-- INFORMATION PROVIDED start --

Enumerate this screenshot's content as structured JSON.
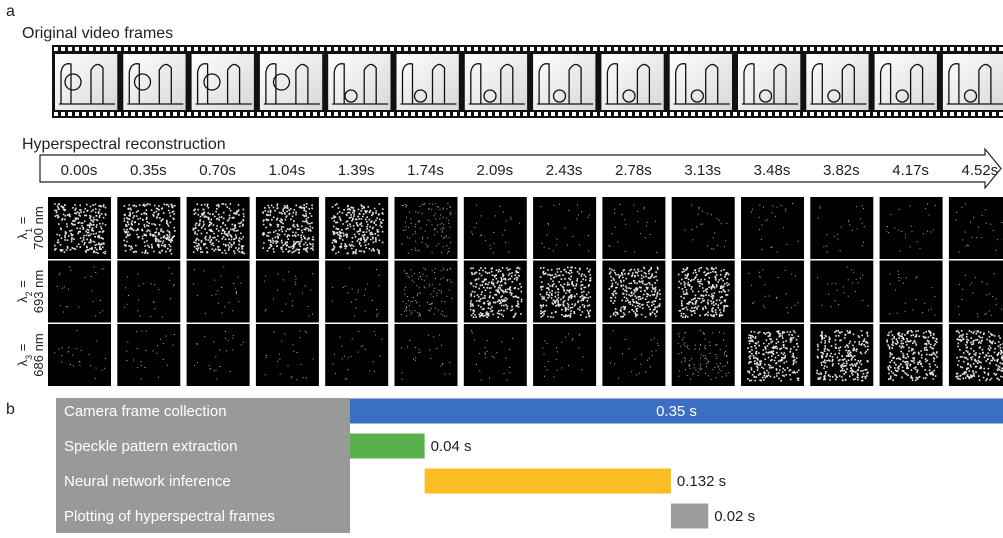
{
  "panel_a": {
    "label": "a",
    "film_title": "Original video frames",
    "reconstruction_title": "Hyperspectral reconstruction",
    "times": [
      "0.00s",
      "0.35s",
      "0.70s",
      "1.04s",
      "1.39s",
      "1.74s",
      "2.09s",
      "2.43s",
      "2.78s",
      "3.13s",
      "3.48s",
      "3.82s",
      "4.17s",
      "4.52s"
    ],
    "rows": [
      {
        "symbol": "λ",
        "sub": "1",
        "eq": " =",
        "wavelength": "700 nm"
      },
      {
        "symbol": "λ",
        "sub": "2",
        "eq": " =",
        "wavelength": "693 nm"
      },
      {
        "symbol": "λ",
        "sub": "3",
        "eq": " =",
        "wavelength": "686 nm"
      }
    ]
  },
  "panel_b": {
    "label": "b"
  },
  "chart_data": {
    "type": "bar",
    "orientation": "horizontal",
    "categories": [
      "Camera frame collection",
      "Speckle pattern extraction",
      "Neural network inference",
      "Plotting of hyperspectral frames"
    ],
    "values": [
      0.35,
      0.04,
      0.132,
      0.02
    ],
    "value_labels": [
      "0.35 s",
      "0.04 s",
      "0.132 s",
      "0.02 s"
    ],
    "colors": [
      "#3a6fc1",
      "#5bb04e",
      "#fbbd23",
      "#9c9c9c"
    ]
  }
}
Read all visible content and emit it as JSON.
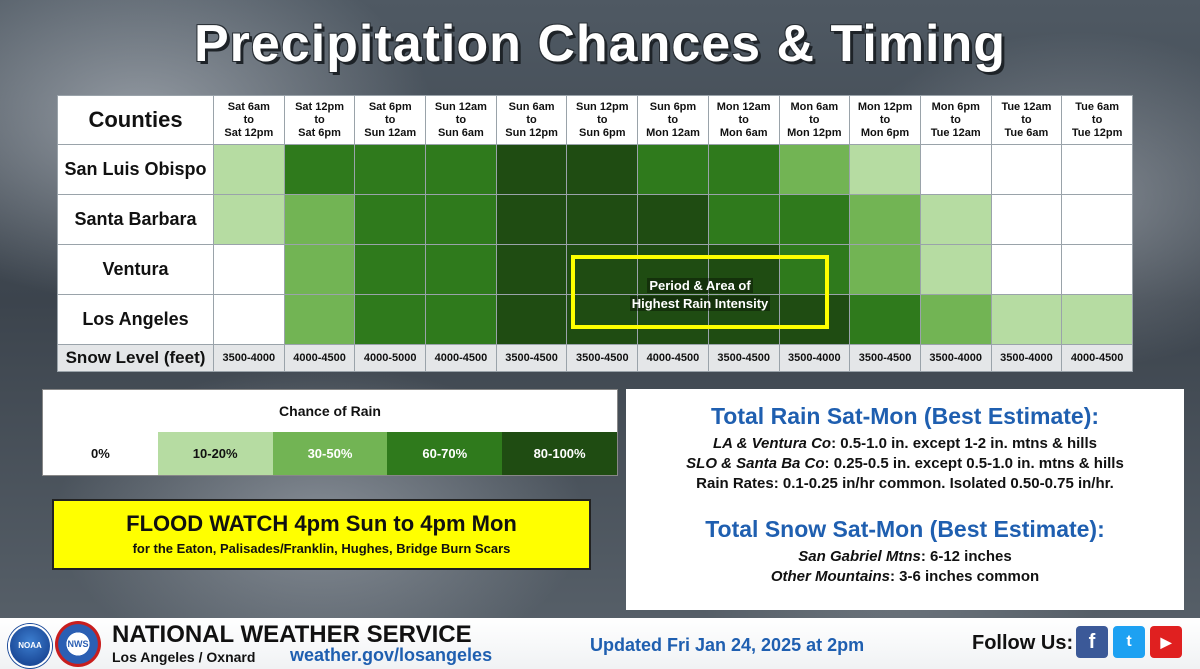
{
  "title": "Precipitation Chances & Timing",
  "table": {
    "corner_label": "Counties",
    "periods": [
      {
        "start": "Sat 6am",
        "mid": "to",
        "end": "Sat 12pm"
      },
      {
        "start": "Sat 12pm",
        "mid": "to",
        "end": "Sat 6pm"
      },
      {
        "start": "Sat 6pm",
        "mid": "to",
        "end": "Sun 12am"
      },
      {
        "start": "Sun 12am",
        "mid": "to",
        "end": "Sun 6am"
      },
      {
        "start": "Sun 6am",
        "mid": "to",
        "end": "Sun 12pm"
      },
      {
        "start": "Sun 12pm",
        "mid": "to",
        "end": "Sun 6pm"
      },
      {
        "start": "Sun 6pm",
        "mid": "to",
        "end": "Mon 12am"
      },
      {
        "start": "Mon 12am",
        "mid": "to",
        "end": "Mon 6am"
      },
      {
        "start": "Mon 6am",
        "mid": "to",
        "end": "Mon 12pm"
      },
      {
        "start": "Mon 12pm",
        "mid": "to",
        "end": "Mon 6pm"
      },
      {
        "start": "Mon 6pm",
        "mid": "to",
        "end": "Tue 12am"
      },
      {
        "start": "Tue 12am",
        "mid": "to",
        "end": "Tue 6am"
      },
      {
        "start": "Tue 6am",
        "mid": "to",
        "end": "Tue 12pm"
      }
    ],
    "rows": [
      {
        "county": "San Luis Obispo",
        "levels": [
          1,
          3,
          3,
          3,
          4,
          4,
          3,
          3,
          2,
          1,
          0,
          0,
          0
        ]
      },
      {
        "county": "Santa Barbara",
        "levels": [
          1,
          2,
          3,
          3,
          4,
          4,
          4,
          3,
          3,
          2,
          1,
          0,
          0
        ]
      },
      {
        "county": "Ventura",
        "levels": [
          0,
          2,
          3,
          3,
          4,
          4,
          4,
          4,
          3,
          2,
          1,
          0,
          0
        ]
      },
      {
        "county": "Los Angeles",
        "levels": [
          0,
          2,
          3,
          3,
          4,
          4,
          4,
          4,
          4,
          3,
          2,
          1,
          1
        ]
      }
    ],
    "snow_label": "Snow Level (feet)",
    "snow_levels": [
      "3500-4000",
      "4000-4500",
      "4000-5000",
      "4000-4500",
      "3500-4500",
      "3500-4500",
      "4000-4500",
      "3500-4500",
      "3500-4000",
      "3500-4500",
      "3500-4000",
      "3500-4000",
      "4000-4500"
    ],
    "highlight_line1": "Period & Area of",
    "highlight_line2": "Highest Rain Intensity",
    "highlight_color": "#ffff00"
  },
  "legend": {
    "title": "Chance of Rain",
    "items": [
      {
        "label": "0%",
        "color": "#ffffff",
        "text_color": "#111111"
      },
      {
        "label": "10-20%",
        "color": "#b6dca2",
        "text_color": "#111111"
      },
      {
        "label": "30-50%",
        "color": "#72b454",
        "text_color": "#ffffff"
      },
      {
        "label": "60-70%",
        "color": "#2f7a1c",
        "text_color": "#ffffff"
      },
      {
        "label": "80-100%",
        "color": "#1f4c12",
        "text_color": "#ffffff"
      }
    ]
  },
  "flood_watch": {
    "main": "FLOOD WATCH 4pm Sun to 4pm Mon",
    "sub": "for the Eaton, Palisades/Franklin, Hughes, Bridge Burn Scars"
  },
  "totals": {
    "rain_heading": "Total Rain Sat-Mon (Best Estimate):",
    "rain_lines": [
      {
        "place": "LA & Ventura Co",
        "text": ": 0.5-1.0 in. except 1-2 in. mtns & hills"
      },
      {
        "place": "SLO & Santa Ba Co",
        "text": ": 0.25-0.5 in. except 0.5-1.0 in. mtns & hills"
      }
    ],
    "rain_rates": "Rain Rates: 0.1-0.25 in/hr common. Isolated 0.50-0.75 in/hr.",
    "snow_heading": "Total Snow Sat-Mon (Best Estimate):",
    "snow_lines": [
      {
        "place": "San Gabriel Mtns",
        "text": ": 6-12 inches"
      },
      {
        "place": "Other Mountains",
        "text": ": 3-6 inches common"
      }
    ]
  },
  "footer": {
    "noaa_logo": "NOAA",
    "nws_logo": "NWS",
    "org_name": "NATIONAL WEATHER SERVICE",
    "office": "Los Angeles / Oxnard",
    "url": "weather.gov/losangeles",
    "updated": "Updated Fri Jan 24, 2025 at 2pm",
    "follow": "Follow Us:",
    "social": [
      {
        "name": "facebook-icon",
        "glyph": "f"
      },
      {
        "name": "twitter-icon",
        "glyph": "t"
      },
      {
        "name": "youtube-icon",
        "glyph": "▶"
      }
    ]
  }
}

-- INFORMATION PROVIDED end --

= PROBLEM TO SOLVE =
Scan the entries above. Copy each line that has the string "Best".

= ANSWER =
    "rain_heading": "Total Rain Sat-Mon (Best Estimate):",
    "snow_heading": "Total Snow Sat-Mon (Best Estimate):",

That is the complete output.